(Direction)
Every entry here needs to be repeated exactly.

═══ Record excerpts

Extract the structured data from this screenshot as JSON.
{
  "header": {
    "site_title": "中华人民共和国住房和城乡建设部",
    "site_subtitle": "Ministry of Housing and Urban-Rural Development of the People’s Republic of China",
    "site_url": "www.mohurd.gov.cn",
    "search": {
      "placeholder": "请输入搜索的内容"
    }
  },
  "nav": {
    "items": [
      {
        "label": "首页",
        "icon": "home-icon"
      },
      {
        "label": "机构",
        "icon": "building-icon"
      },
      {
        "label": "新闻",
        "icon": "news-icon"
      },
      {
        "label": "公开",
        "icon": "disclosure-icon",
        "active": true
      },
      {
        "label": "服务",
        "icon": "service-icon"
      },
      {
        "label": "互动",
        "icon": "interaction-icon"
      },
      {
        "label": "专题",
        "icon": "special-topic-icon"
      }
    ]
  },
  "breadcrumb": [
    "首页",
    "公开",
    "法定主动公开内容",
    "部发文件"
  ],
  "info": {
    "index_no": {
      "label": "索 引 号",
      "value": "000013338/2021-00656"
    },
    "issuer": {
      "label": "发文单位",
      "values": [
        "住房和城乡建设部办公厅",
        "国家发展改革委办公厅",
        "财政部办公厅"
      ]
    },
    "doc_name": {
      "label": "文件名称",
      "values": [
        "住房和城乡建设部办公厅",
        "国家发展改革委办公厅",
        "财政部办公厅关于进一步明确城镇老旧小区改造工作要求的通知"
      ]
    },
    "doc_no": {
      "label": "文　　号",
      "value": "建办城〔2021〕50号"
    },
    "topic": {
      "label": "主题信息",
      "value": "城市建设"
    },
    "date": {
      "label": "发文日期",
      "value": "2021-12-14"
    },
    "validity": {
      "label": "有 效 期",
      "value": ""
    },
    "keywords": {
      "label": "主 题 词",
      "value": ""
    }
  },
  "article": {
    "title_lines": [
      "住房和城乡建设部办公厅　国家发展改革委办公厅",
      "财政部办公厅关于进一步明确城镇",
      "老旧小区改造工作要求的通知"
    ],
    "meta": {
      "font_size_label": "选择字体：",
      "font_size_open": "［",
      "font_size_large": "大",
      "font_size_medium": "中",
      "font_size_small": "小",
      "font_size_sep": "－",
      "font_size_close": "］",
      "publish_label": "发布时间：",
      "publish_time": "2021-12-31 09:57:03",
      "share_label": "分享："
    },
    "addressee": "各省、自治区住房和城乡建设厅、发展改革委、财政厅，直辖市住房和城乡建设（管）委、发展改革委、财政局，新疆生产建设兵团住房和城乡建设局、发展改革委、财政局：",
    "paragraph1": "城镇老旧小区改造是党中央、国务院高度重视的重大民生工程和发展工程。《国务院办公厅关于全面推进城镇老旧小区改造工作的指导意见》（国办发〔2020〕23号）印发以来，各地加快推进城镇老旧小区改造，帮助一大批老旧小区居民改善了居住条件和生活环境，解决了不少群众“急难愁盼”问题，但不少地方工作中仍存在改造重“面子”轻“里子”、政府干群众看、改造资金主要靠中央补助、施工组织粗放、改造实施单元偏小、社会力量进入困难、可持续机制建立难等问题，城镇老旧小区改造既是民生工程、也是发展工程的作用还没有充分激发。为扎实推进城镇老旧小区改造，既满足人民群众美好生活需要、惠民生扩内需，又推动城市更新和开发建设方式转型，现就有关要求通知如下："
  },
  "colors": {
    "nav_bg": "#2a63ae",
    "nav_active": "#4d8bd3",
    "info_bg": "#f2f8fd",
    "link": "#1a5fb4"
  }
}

══════

(Right answer)
Extract the structured data from this screenshot as JSON.
{
  "header": {
    "site_title": "中华人民共和国住房和城乡建设部",
    "site_subtitle": "Ministry of Housing and Urban-Rural Development of the People’s Republic of China",
    "site_url": "www.mohurd.gov.cn",
    "search": {
      "placeholder": "请输入搜索的内容"
    }
  },
  "nav": {
    "items": [
      {
        "label": "首页",
        "icon": "home-icon"
      },
      {
        "label": "机构",
        "icon": "building-icon"
      },
      {
        "label": "新闻",
        "icon": "news-icon"
      },
      {
        "label": "公开",
        "icon": "disclosure-icon",
        "active": true
      },
      {
        "label": "服务",
        "icon": "service-icon"
      },
      {
        "label": "互动",
        "icon": "interaction-icon"
      },
      {
        "label": "专题",
        "icon": "special-topic-icon"
      }
    ]
  },
  "breadcrumb": [
    "首页",
    "公开",
    "法定主动公开内容",
    "部发文件"
  ],
  "info": {
    "index_no": {
      "label": "索 引 号",
      "value": "000013338/2021-00656"
    },
    "issuer": {
      "label": "发文单位",
      "values": [
        "住房和城乡建设部办公厅",
        "国家发展改革委办公厅",
        "财政部办公厅"
      ]
    },
    "doc_name": {
      "label": "文件名称",
      "values": [
        "住房和城乡建设部办公厅",
        "国家发展改革委办公厅",
        "财政部办公厅关于进一步明确城镇老旧小区改造工作要求的通知"
      ]
    },
    "doc_no": {
      "label": "文　　号",
      "value": "建办城〔2021〕50号"
    },
    "topic": {
      "label": "主题信息",
      "value": "城市建设"
    },
    "date": {
      "label": "发文日期",
      "value": "2021-12-14"
    },
    "validity": {
      "label": "有 效 期",
      "value": ""
    },
    "keywords": {
      "label": "主 题 词",
      "value": ""
    }
  },
  "article": {
    "title_lines": [
      "住房和城乡建设部办公厅　国家发展改革委办公厅",
      "财政部办公厅关于进一步明确城镇",
      "老旧小区改造工作要求的通知"
    ],
    "meta": {
      "font_size_label": "选择字体：",
      "font_size_open": "［",
      "font_size_large": "大",
      "font_size_medium": "中",
      "font_size_small": "小",
      "font_size_sep": "－",
      "font_size_close": "］",
      "publish_label": "发布时间：",
      "publish_time": "2021-12-31 09:57:03",
      "share_label": "分享："
    },
    "addressee": "各省、自治区住房和城乡建设厅、发展改革委、财政厅，直辖市住房和城乡建设（管）委、发展改革委、财政局，新疆生产建设兵团住房和城乡建设局、发展改革委、财政局：",
    "paragraph1": "城镇老旧小区改造是党中央、国务院高度重视的重大民生工程和发展工程。《国务院办公厅关于全面推进城镇老旧小区改造工作的指导意见》（国办发〔2020〕23号）印发以来，各地加快推进城镇老旧小区改造，帮助一大批老旧小区居民改善了居住条件和生活环境，解决了不少群众“急难愁盼”问题，但不少地方工作中仍存在改造重“面子”轻“里子”、政府干群众看、改造资金主要靠中央补助、施工组织粗放、改造实施单元偏小、社会力量进入困难、可持续机制建立难等问题，城镇老旧小区改造既是民生工程、也是发展工程的作用还没有充分激发。为扎实推进城镇老旧小区改造，既满足人民群众美好生活需要、惠民生扩内需，又推动城市更新和开发建设方式转型，现就有关要求通知如下："
  },
  "colors": {
    "nav_bg": "#2a63ae",
    "nav_active": "#4d8bd3",
    "info_bg": "#f2f8fd",
    "link": "#1a5fb4"
  }
}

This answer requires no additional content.